Dataset records:
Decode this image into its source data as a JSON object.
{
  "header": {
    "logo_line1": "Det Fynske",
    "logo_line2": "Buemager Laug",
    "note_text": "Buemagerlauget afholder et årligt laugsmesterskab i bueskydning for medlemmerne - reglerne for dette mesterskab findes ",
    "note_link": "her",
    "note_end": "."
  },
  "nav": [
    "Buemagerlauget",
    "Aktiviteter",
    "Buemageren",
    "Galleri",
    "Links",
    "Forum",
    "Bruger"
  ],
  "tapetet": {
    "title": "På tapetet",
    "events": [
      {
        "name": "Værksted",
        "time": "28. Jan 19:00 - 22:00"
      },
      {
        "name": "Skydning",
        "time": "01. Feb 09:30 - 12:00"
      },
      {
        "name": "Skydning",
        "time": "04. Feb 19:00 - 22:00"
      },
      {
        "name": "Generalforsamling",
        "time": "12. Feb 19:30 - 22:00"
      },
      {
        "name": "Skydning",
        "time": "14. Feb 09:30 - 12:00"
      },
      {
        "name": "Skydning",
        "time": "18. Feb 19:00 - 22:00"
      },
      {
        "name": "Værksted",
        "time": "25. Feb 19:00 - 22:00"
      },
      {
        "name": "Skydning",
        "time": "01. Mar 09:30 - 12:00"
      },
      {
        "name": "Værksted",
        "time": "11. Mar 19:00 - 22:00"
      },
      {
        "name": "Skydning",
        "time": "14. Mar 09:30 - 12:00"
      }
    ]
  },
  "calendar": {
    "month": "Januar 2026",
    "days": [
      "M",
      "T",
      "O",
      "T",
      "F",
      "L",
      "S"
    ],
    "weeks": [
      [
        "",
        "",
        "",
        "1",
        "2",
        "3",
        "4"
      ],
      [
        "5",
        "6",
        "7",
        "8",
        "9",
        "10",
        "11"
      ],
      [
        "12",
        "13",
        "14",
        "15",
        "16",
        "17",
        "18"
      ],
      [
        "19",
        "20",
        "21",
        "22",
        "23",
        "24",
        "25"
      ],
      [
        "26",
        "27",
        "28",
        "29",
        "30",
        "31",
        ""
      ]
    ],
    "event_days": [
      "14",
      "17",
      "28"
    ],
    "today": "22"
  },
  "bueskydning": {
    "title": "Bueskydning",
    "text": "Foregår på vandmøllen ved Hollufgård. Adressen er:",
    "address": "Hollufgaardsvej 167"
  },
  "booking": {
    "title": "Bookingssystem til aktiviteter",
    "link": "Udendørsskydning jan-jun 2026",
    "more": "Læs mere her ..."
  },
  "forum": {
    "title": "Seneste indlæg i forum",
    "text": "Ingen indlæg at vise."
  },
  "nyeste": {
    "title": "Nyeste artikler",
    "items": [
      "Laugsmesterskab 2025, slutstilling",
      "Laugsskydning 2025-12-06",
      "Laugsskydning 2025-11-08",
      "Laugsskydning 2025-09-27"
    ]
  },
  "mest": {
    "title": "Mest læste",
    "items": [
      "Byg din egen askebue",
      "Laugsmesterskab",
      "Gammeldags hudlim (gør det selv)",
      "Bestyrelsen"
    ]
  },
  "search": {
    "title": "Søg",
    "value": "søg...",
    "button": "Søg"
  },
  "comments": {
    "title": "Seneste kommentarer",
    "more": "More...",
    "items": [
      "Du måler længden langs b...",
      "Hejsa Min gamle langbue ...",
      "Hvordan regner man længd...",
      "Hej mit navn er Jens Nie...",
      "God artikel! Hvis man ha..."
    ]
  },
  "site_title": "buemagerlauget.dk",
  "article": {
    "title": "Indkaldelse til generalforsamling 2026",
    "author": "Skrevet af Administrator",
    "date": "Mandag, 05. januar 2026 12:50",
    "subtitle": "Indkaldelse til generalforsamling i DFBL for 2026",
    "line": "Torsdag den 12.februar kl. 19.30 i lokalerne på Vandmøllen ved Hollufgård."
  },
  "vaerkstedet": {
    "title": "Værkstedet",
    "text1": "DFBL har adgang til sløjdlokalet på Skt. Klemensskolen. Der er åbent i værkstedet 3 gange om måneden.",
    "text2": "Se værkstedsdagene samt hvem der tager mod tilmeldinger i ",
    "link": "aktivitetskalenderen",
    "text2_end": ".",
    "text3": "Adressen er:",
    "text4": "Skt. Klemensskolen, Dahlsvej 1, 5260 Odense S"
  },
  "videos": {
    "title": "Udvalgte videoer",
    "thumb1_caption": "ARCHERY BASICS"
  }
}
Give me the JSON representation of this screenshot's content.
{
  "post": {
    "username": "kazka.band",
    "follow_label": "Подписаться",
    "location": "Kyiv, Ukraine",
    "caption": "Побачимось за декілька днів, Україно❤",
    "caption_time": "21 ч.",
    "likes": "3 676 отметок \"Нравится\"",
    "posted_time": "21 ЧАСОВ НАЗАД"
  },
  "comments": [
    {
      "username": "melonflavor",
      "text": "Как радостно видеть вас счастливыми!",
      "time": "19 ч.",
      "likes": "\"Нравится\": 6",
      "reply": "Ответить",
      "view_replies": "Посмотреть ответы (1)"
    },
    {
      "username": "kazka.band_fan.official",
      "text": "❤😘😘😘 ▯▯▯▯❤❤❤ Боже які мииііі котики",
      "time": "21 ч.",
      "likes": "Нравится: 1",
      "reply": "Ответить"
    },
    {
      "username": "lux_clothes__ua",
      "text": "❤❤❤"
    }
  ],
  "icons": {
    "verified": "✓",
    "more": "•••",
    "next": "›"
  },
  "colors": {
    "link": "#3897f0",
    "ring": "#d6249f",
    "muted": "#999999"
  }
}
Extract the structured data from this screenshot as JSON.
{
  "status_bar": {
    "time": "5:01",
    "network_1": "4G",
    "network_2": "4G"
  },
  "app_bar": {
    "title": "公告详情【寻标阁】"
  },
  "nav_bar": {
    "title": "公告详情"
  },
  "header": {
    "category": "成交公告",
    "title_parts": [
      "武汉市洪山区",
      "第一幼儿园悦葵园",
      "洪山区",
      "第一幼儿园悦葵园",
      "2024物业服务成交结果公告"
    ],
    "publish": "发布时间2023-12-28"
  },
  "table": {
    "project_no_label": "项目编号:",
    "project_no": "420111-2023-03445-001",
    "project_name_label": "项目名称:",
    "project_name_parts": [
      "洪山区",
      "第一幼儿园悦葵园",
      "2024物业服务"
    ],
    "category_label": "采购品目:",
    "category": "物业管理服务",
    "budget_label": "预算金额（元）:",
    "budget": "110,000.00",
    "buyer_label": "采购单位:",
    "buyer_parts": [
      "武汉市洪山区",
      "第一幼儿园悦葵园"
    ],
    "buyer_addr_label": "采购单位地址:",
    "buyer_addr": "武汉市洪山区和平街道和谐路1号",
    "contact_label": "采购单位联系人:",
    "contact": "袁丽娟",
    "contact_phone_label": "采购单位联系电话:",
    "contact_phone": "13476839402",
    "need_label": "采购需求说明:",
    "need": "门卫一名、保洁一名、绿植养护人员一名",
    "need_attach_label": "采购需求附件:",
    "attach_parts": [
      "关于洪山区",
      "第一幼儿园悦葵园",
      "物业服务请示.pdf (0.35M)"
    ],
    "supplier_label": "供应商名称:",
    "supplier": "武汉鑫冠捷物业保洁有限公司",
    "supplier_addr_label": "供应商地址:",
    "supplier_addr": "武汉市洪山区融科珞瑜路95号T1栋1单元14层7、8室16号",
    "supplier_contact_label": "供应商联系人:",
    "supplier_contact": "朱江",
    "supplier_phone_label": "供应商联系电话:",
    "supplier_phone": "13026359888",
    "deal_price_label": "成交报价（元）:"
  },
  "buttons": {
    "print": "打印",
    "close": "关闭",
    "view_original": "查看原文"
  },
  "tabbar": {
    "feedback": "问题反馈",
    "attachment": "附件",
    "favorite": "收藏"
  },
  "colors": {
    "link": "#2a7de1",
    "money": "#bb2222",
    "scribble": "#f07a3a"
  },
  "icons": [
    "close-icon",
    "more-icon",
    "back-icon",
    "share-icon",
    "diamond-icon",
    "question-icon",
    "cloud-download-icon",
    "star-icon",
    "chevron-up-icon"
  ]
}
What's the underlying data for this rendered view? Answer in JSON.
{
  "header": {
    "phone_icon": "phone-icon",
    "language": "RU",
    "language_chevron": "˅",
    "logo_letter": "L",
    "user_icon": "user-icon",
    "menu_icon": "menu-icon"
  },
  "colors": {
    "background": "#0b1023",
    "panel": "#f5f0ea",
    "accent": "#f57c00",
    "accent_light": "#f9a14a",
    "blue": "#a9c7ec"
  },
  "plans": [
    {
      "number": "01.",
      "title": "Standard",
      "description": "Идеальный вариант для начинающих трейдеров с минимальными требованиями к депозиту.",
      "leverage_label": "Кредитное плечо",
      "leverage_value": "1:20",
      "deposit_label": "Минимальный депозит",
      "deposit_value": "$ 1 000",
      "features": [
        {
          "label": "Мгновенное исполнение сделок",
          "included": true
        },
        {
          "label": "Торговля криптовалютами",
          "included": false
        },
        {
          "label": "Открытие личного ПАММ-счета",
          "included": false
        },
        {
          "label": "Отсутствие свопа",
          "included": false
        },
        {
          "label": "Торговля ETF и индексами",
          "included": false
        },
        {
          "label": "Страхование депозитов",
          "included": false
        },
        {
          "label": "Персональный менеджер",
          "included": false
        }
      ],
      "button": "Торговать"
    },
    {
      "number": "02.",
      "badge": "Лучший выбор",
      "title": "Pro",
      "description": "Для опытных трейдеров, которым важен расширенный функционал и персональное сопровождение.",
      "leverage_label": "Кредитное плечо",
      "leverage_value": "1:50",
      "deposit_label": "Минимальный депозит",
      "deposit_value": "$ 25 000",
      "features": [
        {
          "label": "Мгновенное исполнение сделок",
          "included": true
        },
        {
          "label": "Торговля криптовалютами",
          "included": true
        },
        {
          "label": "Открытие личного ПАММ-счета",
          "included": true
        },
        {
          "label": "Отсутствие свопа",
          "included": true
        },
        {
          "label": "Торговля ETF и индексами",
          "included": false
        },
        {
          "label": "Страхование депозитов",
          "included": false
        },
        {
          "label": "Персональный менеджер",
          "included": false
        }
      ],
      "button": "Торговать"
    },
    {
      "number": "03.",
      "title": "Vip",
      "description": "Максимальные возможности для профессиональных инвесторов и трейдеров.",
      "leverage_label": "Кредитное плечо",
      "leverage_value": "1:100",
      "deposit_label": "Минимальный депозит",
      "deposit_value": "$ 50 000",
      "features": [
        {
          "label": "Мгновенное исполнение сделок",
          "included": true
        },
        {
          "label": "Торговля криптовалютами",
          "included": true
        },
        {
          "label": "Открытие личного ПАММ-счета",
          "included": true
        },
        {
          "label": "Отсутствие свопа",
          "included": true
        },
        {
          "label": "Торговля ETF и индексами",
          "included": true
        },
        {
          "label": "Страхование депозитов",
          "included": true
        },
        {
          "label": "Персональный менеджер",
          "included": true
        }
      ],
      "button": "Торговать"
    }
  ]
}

Set exercise: Isolate the lines above that contain the word "Klemensskolen" and copy them.

Reply:
    "text1": "DFBL har adgang til sløjdlokalet på Skt. Klemensskolen. Der er åbent i værkstedet 3 gange om måneden.",
    "text4": "Skt. Klemensskolen, Dahlsvej 1, 5260 Odense S"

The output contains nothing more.